▼

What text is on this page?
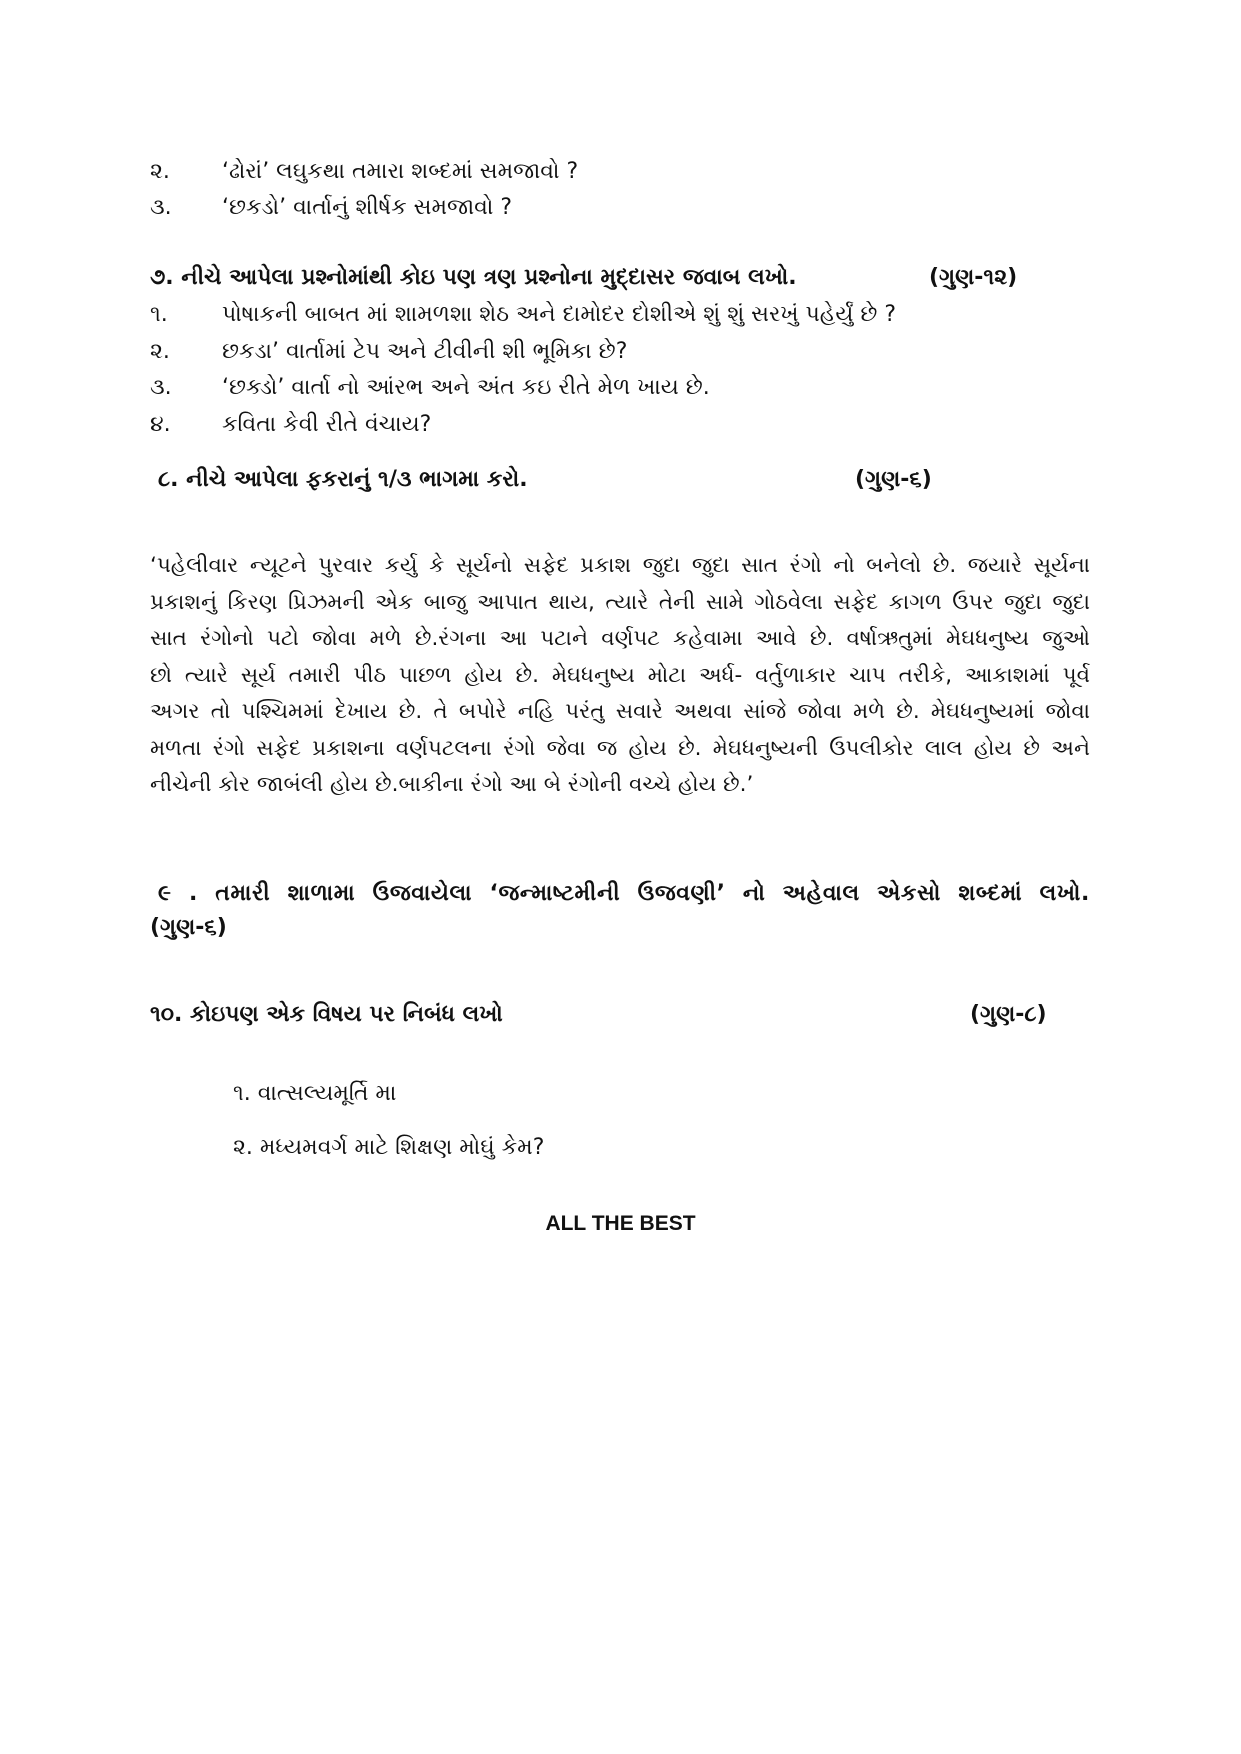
૨. ‘ઢોરાં’ લઘુકથા તમારા શબ્દમાં સમજાવો ?
૩. ‘છકડો’ વાર્તાનું શીર્ષક સમજાવો ?
૭. નીચે આપેલા પ્રશ્નોમાંથી કોઇ પણ ત્રણ પ્રશ્નોના મુદ્દાસર જવાબ લખો.	(ગુણ-૧૨)
૧. પોષાકની બાબત માં શામળશા શેઠ અને દામોદર દોશીએ શું શું સરખું પહેર્યું છે ?
૨. છકડા’ વાર્તામાં ટેપ અને ટીવીની શી ભૂમિકા છે?
૩. ‘છક્ડો’ વાર્તા નો આંરભ અને અંત કઇ રીતે મેળ ખાય છે.
૪. કવિતા કેવી રીતે વંચાય?
૮. નીચે આપેલા ફકરાનું ૧/૩ ભાગમા કરો.	(ગુણ-૬)
‘પહેલીવાર ન્યૂટને પુરવાર કર્યુ કે સૂર્યનો સફેદ પ્રકાશ જુદા જુદા સાત રંગો નો બનેલો છે. જયારે સૂર્યના
પ્રકાશનું કિરણ પ્રિઝમની એક બાજુ આપાત થાય, ત્યારે તેની સામે ગોઠવેલા સફેદ કાગળ ઉપર જુદા જુદા
સાત રંગોનો પટો જોવા મળે છે.રંગના આ પટાને વર્ણપટ કહેવામા આવે છે. વર્ષાઋતુમાં મેઘધનુષ્ય જુઓ
છો ત્યારે સૂર્ય તમારી પીઠ પાછળ હોય છે. મેઘધનુષ્ય મોટા અર્ધ- વર્તુળાકાર ચાપ તરીકે, આકાશમાં પૂર્વ
અગર તો પશ્ચિમમાં દેખાય છે. તે બપોરે નહિ પરંતુ સવારે અથવા સાંજે જોવા મળે છે. મેઘધનુષ્યમાં જોવા
મળતા રંગો સફેદ પ્રકાશના વર્ણપટલના રંગો જેવા જ હોય છે. મેઘધનુષ્યની ઉપલીકોર લાલ હોય છે અને
નીચેની કોર જાબંલી હોય છે.બાકીના રંગો આ બે રંગોની વચ્ચે હોય છે.’
૯ . તમારી શાળામા ઉજવાયેલા ‘જન્માષ્ટમીની ઉજવણી’ નો અહેવાલ એકસો શબ્દમાં લખો.
(ગુણ-૬)
૧૦. કોઇપણ એક વિષય પર નિબંધ લખો	(ગુણ-૮)
૧. વાત્સલ્યમૂર્તિ મા
૨. મધ્યમવર્ગ માટે શિક્ષણ મોઘું કેમ?
ALL THE BEST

▲

▶ _SET EXERCISE_
Quote the records above in full, dropping each picture.

▶ _EXERCISE RESPONSE_
What text is on this page?
૨. ‘ઢોરાં’ લઘુકથા તમારા શબ્દમાં સમજાવો ?
૩. ‘છકડો’ વાર્તાનું શીર્ષક સમજાવો ?
૭. નીચે આપેલા પ્રશ્નોમાંથી કોઇ પણ ત્રણ પ્રશ્નોના મુદ્દાસર જવાબ લખો.	(ગુણ-૧૨)
૧. પોષાકની બાબત માં શામળશા શેઠ અને દામોદર દોશીએ શું શું સરખું પહેર્યું છે ?
૨. છકડા’ વાર્તામાં ટેપ અને ટીવીની શી ભૂમિકા છે?
૩. ‘છક્ડો’ વાર્તા નો આંરભ અને અંત કઇ રીતે મેળ ખાય છે.
૪. કવિતા કેવી રીતે વંચાય?
૮. નીચે આપેલા ફકરાનું ૧/૩ ભાગમા કરો.	(ગુણ-૬)
‘પહેલીવાર ન્યૂટને પુરવાર કર્યુ કે સૂર્યનો સફેદ પ્રકાશ જુદા જુદા સાત રંગો નો બનેલો છે. જયારે સૂર્યના
પ્રકાશનું કિરણ પ્રિઝમની એક બાજુ આપાત થાય, ત્યારે તેની સામે ગોઠવેલા સફેદ કાગળ ઉપર જુદા જુદા
સાત રંગોનો પટો જોવા મળે છે.રંગના આ પટાને વર્ણપટ કહેવામા આવે છે. વર્ષાઋતુમાં મેઘધનુષ્ય જુઓ
છો ત્યારે સૂર્ય તમારી પીઠ પાછળ હોય છે. મેઘધનુષ્ય મોટા અર્ધ- વર્તુળાકાર ચાપ તરીકે, આકાશમાં પૂર્વ
અગર તો પશ્ચિમમાં દેખાય છે. તે બપોરે નહિ પરંતુ સવારે અથવા સાંજે જોવા મળે છે. મેઘધનુષ્યમાં જોવા
મળતા રંગો સફેદ પ્રકાશના વર્ણપટલના રંગો જેવા જ હોય છે. મેઘધનુષ્યની ઉપલીકોર લાલ હોય છે અને
નીચેની કોર જાબંલી હોય છે.બાકીના રંગો આ બે રંગોની વચ્ચે હોય છે.’
૯ . તમારી શાળામા ઉજવાયેલા ‘જન્માષ્ટમીની ઉજવણી’ નો અહેવાલ એકસો શબ્દમાં લખો.
(ગુણ-૬)
૧૦. કોઇપણ એક વિષય પર નિબંધ લખો	(ગુણ-૮)
૧. વાત્સલ્યમૂર્તિ મા
૨. મધ્યમવર્ગ માટે શિક્ષણ મોઘું કેમ?
ALL THE BEST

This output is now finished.